• [Exercise instructions] All of the records listed below should be retyped exactly.

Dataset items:
[BEGIN]

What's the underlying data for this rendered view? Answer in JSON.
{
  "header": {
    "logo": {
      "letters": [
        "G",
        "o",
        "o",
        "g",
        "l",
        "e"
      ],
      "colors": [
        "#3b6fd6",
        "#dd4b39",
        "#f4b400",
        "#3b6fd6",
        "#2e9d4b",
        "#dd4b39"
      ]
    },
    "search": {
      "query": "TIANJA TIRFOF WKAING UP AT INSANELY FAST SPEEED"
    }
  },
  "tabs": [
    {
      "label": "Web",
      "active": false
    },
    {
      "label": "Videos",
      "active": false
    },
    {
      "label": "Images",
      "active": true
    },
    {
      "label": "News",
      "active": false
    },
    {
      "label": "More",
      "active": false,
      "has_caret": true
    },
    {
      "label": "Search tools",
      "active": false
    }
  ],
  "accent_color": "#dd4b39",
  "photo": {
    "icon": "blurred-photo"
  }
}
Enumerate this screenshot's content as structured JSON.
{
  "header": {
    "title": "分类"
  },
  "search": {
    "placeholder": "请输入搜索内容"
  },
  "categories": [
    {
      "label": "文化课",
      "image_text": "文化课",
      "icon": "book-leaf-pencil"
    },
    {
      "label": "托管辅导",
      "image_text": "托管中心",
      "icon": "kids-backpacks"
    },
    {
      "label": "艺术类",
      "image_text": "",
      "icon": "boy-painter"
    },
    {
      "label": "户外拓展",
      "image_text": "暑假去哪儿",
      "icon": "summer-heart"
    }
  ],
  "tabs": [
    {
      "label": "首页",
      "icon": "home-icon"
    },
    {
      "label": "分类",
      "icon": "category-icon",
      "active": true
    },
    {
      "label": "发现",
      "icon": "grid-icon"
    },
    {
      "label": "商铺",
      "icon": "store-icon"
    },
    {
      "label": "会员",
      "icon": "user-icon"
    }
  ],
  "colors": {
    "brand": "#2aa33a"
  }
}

[END]

• [Task output]
What's the underlying data for this rendered view? Answer in JSON.
{
  "header": {
    "logo": {
      "letters": [
        "G",
        "o",
        "o",
        "g",
        "l",
        "e"
      ],
      "colors": [
        "#3b6fd6",
        "#dd4b39",
        "#f4b400",
        "#3b6fd6",
        "#2e9d4b",
        "#dd4b39"
      ]
    },
    "search": {
      "query": "TIANJA TIRFOF WKAING UP AT INSANELY FAST SPEEED"
    }
  },
  "tabs": [
    {
      "label": "Web",
      "active": false
    },
    {
      "label": "Videos",
      "active": false
    },
    {
      "label": "Images",
      "active": true
    },
    {
      "label": "News",
      "active": false
    },
    {
      "label": "More",
      "active": false,
      "has_caret": true
    },
    {
      "label": "Search tools",
      "active": false
    }
  ],
  "accent_color": "#dd4b39",
  "photo": {
    "icon": "blurred-photo"
  }
}
Enumerate this screenshot's content as structured JSON.
{
  "header": {
    "title": "分类"
  },
  "search": {
    "placeholder": "请输入搜索内容"
  },
  "categories": [
    {
      "label": "文化课",
      "image_text": "文化课",
      "icon": "book-leaf-pencil"
    },
    {
      "label": "托管辅导",
      "image_text": "托管中心",
      "icon": "kids-backpacks"
    },
    {
      "label": "艺术类",
      "image_text": "",
      "icon": "boy-painter"
    },
    {
      "label": "户外拓展",
      "image_text": "暑假去哪儿",
      "icon": "summer-heart"
    }
  ],
  "tabs": [
    {
      "label": "首页",
      "icon": "home-icon"
    },
    {
      "label": "分类",
      "icon": "category-icon",
      "active": true
    },
    {
      "label": "发现",
      "icon": "grid-icon"
    },
    {
      "label": "商铺",
      "icon": "store-icon"
    },
    {
      "label": "会员",
      "icon": "user-icon"
    }
  ],
  "colors": {
    "brand": "#2aa33a"
  }
}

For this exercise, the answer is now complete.